SET EXERCISE
Repeat the whole listing exactly.

Raw records:
##########

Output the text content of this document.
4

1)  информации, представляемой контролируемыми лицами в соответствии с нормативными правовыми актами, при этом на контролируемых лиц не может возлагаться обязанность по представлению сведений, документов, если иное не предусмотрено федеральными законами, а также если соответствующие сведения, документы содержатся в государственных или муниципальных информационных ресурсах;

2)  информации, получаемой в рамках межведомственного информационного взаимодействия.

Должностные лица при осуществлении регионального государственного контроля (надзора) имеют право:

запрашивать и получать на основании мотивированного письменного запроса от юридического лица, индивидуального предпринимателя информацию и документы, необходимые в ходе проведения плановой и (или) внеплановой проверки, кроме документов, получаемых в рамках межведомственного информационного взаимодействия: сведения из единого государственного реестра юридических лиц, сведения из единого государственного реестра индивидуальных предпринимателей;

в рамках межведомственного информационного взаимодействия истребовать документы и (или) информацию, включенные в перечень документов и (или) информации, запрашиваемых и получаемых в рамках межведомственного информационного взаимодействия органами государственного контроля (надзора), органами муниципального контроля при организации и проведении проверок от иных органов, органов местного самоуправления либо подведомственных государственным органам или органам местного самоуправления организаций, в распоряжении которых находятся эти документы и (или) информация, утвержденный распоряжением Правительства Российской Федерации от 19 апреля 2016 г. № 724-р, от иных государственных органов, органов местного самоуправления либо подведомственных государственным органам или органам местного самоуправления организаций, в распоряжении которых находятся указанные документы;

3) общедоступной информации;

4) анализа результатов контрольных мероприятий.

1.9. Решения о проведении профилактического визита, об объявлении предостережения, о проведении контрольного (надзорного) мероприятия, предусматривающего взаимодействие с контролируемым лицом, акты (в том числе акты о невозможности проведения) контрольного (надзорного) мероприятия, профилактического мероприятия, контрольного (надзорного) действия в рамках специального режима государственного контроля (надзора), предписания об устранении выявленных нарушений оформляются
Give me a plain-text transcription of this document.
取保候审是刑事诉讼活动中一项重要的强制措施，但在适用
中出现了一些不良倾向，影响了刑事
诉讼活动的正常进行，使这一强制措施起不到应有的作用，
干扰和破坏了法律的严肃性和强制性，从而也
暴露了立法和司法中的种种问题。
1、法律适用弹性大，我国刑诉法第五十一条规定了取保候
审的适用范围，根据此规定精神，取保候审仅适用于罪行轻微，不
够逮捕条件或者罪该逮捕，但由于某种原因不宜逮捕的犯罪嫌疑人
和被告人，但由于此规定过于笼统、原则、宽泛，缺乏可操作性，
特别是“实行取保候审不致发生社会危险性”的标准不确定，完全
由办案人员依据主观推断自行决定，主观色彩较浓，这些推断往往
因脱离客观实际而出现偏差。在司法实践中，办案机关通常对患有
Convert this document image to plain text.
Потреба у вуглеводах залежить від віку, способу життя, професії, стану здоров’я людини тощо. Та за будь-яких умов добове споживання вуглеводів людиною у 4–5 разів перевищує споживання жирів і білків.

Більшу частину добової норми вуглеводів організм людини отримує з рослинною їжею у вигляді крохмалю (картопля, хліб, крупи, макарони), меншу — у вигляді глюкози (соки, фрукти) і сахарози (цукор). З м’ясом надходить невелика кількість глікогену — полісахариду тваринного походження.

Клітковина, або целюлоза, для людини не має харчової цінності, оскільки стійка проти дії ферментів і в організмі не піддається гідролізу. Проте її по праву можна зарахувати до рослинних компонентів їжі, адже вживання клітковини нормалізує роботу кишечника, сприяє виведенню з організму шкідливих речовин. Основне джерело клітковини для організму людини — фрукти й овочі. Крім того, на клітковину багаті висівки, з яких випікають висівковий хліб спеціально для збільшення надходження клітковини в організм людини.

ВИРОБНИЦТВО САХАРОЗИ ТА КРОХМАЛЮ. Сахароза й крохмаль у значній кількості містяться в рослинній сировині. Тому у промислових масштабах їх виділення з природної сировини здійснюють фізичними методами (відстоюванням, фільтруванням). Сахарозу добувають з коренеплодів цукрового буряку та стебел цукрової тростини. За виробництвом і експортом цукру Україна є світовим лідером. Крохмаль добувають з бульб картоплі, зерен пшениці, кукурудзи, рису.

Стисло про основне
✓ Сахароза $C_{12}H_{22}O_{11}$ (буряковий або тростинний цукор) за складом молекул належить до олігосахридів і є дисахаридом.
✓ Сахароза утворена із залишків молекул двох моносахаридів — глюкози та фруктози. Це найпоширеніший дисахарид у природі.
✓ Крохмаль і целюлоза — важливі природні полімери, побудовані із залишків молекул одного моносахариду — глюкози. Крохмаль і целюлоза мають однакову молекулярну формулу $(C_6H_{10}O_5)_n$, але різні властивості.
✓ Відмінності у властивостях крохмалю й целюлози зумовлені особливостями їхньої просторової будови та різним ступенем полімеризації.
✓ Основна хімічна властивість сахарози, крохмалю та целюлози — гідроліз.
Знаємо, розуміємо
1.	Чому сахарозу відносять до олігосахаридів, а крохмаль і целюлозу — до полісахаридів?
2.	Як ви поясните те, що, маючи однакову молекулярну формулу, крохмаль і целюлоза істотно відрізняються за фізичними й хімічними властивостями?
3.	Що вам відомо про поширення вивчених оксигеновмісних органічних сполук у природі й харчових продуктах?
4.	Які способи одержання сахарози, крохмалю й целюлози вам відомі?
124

##########

TASK RESPONSE
Output the text content of this document.
4

1)  информации, представляемой контролируемыми лицами в соответствии с нормативными правовыми актами, при этом на контролируемых лиц не может возлагаться обязанность по представлению сведений, документов, если иное не предусмотрено федеральными законами, а также если соответствующие сведения, документы содержатся в государственных или муниципальных информационных ресурсах;

2)  информации, получаемой в рамках межведомственного информационного взаимодействия.

Должностные лица при осуществлении регионального государственного контроля (надзора) имеют право:

запрашивать и получать на основании мотивированного письменного запроса от юридического лица, индивидуального предпринимателя информацию и документы, необходимые в ходе проведения плановой и (или) внеплановой проверки, кроме документов, получаемых в рамках межведомственного информационного взаимодействия: сведения из единого государственного реестра юридических лиц, сведения из единого государственного реестра индивидуальных предпринимателей;

в рамках межведомственного информационного взаимодействия истребовать документы и (или) информацию, включенные в перечень документов и (или) информации, запрашиваемых и получаемых в рамках межведомственного информационного взаимодействия органами государственного контроля (надзора), органами муниципального контроля при организации и проведении проверок от иных органов, органов местного самоуправления либо подведомственных государственным органам или органам местного самоуправления организаций, в распоряжении которых находятся эти документы и (или) информация, утвержденный распоряжением Правительства Российской Федерации от 19 апреля 2016 г. № 724-р, от иных государственных органов, органов местного самоуправления либо подведомственных государственным органам или органам местного самоуправления организаций, в распоряжении которых находятся указанные документы;

3) общедоступной информации;

4) анализа результатов контрольных мероприятий.

1.9. Решения о проведении профилактического визита, об объявлении предостережения, о проведении контрольного (надзорного) мероприятия, предусматривающего взаимодействие с контролируемым лицом, акты (в том числе акты о невозможности проведения) контрольного (надзорного) мероприятия, профилактического мероприятия, контрольного (надзорного) действия в рамках специального режима государственного контроля (надзора), предписания об устранении выявленных нарушений оформляются
Give me a plain-text transcription of this document.
取保候审是刑事诉讼活动中一项重要的强制措施，但在适用
中出现了一些不良倾向，影响了刑事
诉讼活动的正常进行，使这一强制措施起不到应有的作用，
干扰和破坏了法律的严肃性和强制性，从而也
暴露了立法和司法中的种种问题。
1、法律适用弹性大，我国刑诉法第五十一条规定了取保候
审的适用范围，根据此规定精神，取保候审仅适用于罪行轻微，不
够逮捕条件或者罪该逮捕，但由于某种原因不宜逮捕的犯罪嫌疑人
和被告人，但由于此规定过于笼统、原则、宽泛，缺乏可操作性，
特别是“实行取保候审不致发生社会危险性”的标准不确定，完全
由办案人员依据主观推断自行决定，主观色彩较浓，这些推断往往
因脱离客观实际而出现偏差。在司法实践中，办案机关通常对患有
Convert this document image to plain text.
Потреба у вуглеводах залежить від віку, способу життя, професії, стану здоров’я людини тощо. Та за будь-яких умов добове споживання вуглеводів людиною у 4–5 разів перевищує споживання жирів і білків.

Більшу частину добової норми вуглеводів організм людини отримує з рослинною їжею у вигляді крохмалю (картопля, хліб, крупи, макарони), меншу — у вигляді глюкози (соки, фрукти) і сахарози (цукор). З м’ясом надходить невелика кількість глікогену — полісахариду тваринного походження.

Клітковина, або целюлоза, для людини не має харчової цінності, оскільки стійка проти дії ферментів і в організмі не піддається гідролізу. Проте її по праву можна зарахувати до рослинних компонентів їжі, адже вживання клітковини нормалізує роботу кишечника, сприяє виведенню з організму шкідливих речовин. Основне джерело клітковини для організму людини — фрукти й овочі. Крім того, на клітковину багаті висівки, з яких випікають висівковий хліб спеціально для збільшення надходження клітковини в організм людини.

ВИРОБНИЦТВО САХАРОЗИ ТА КРОХМАЛЮ. Сахароза й крохмаль у значній кількості містяться в рослинній сировині. Тому у промислових масштабах їх виділення з природної сировини здійснюють фізичними методами (відстоюванням, фільтруванням). Сахарозу добувають з коренеплодів цукрового буряку та стебел цукрової тростини. За виробництвом і експортом цукру Україна є світовим лідером. Крохмаль добувають з бульб картоплі, зерен пшениці, кукурудзи, рису.

Стисло про основне
✓ Сахароза $C_{12}H_{22}O_{11}$ (буряковий або тростинний цукор) за складом молекул належить до олігосахридів і є дисахаридом.
✓ Сахароза утворена із залишків молекул двох моносахаридів — глюкози та фруктози. Це найпоширеніший дисахарид у природі.
✓ Крохмаль і целюлоза — важливі природні полімери, побудовані із залишків молекул одного моносахариду — глюкози. Крохмаль і целюлоза мають однакову молекулярну формулу $(C_6H_{10}O_5)_n$, але різні властивості.
✓ Відмінності у властивостях крохмалю й целюлози зумовлені особливостями їхньої просторової будови та різним ступенем полімеризації.
✓ Основна хімічна властивість сахарози, крохмалю та целюлози — гідроліз.
Знаємо, розуміємо
1.	Чому сахарозу відносять до олігосахаридів, а крохмаль і целюлозу — до полісахаридів?
2.	Як ви поясните те, що, маючи однакову молекулярну формулу, крохмаль і целюлоза істотно відрізняються за фізичними й хімічними властивостями?
3.	Що вам відомо про поширення вивчених оксигеновмісних органічних сполук у природі й харчових продуктах?
4.	Які способи одержання сахарози, крохмалю й целюлози вам відомі?
124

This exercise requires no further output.